What you should do — Every line holding the string "өнімнің" should be gathered.

(Stored records)
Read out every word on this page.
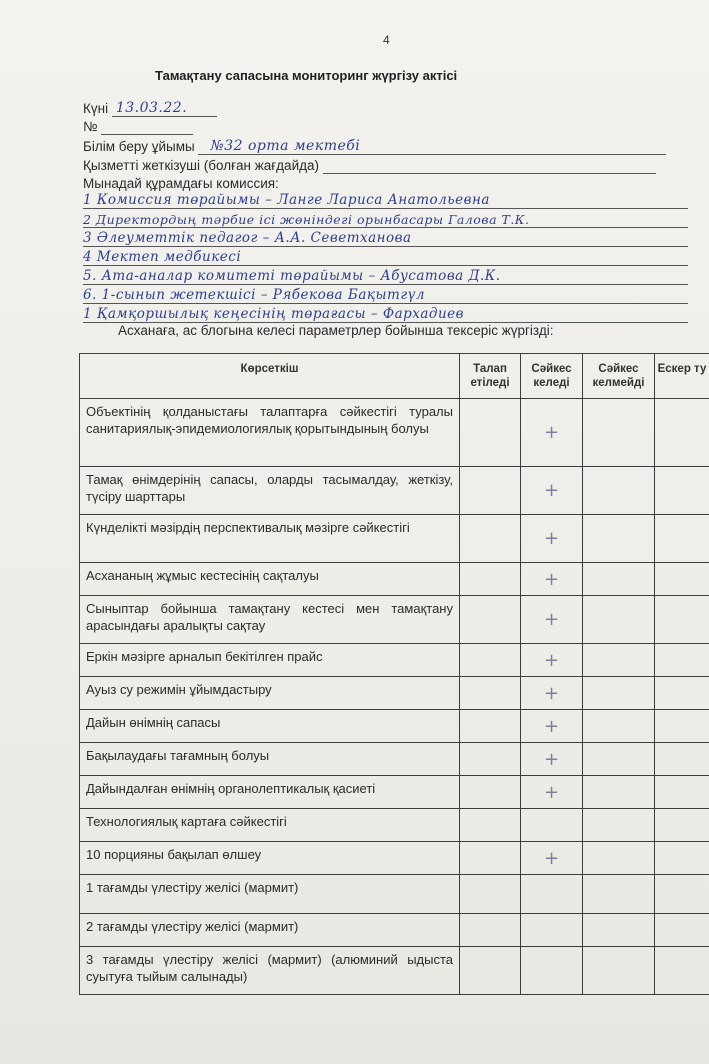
4
Тамақтану сапасына мониторинг жүргізу актісі
Күні 13.03.22.
№
Білім беру ұйымы №32 орта мектебі
Қызметті жеткізуші (болған жағдайда)
Мынадай құрамдағы комиссия:
1 Комиссия төрайымы – Ланге Лариса Анатольевна
2 Директордың тәрбие ісі жөніндегі орынбасары Галова Т.К.
3 Әлеуметтік педагог – А.А. Севетханова
4 Мектеп медбикесі
5. Ата-аналар комитеті төрайымы – Абусатова Д.К.
6. 1-сынып жетекшісі – Рябекова Бақытгүл
1 Қамқоршылық кеңесінің төрағасы – Фархадиев
Асханаға, ас блогына келесі параметрлер бойынша тексеріс жүргізді:
Көрсеткіш	Талап етіледі	Сәйкес келеді	Сәйкес келмейді	Ескер ту
Объектінің қолданыстағы талаптарға сәйкестігі туралы санитариялық-эпидемиологиялық қорытындының болуы		+		
Тамақ өнімдерінің сапасы, оларды тасымалдау, жеткізу, түсіру шарттары		+		
Күнделікті мәзірдің перспективалық мәзірге сәйкестігі		+		
Асхананың жұмыс кестесінің сақталуы		+		
Сыныптар бойынша тамақтану кестесі мен тамақтану арасындағы аралықты сақтау		+		
Еркін мәзірге арналып бекітілген прайс		+		
Ауыз су режимін ұйымдастыру		+		
Дайын өнімнің сапасы		+		
Бақылаудағы тағамның болуы		+		
Дайындалған өнімнің органолептикалық қасиеті		+		
Технологиялық картаға сәйкестігі				
10 порцияны бақылап өлшеу		+		
1 тағамды үлестіру желісі (мармит)				
2 тағамды үлестіру желісі (мармит)				
3 тағамды үлестіру желісі (мармит) (алюминий ыдыста суытуға тыйым салынады)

Reply —
Дайын өнімнің сапасы		+		
Дайындалған өнімнің органолептикалық қасиеті		+		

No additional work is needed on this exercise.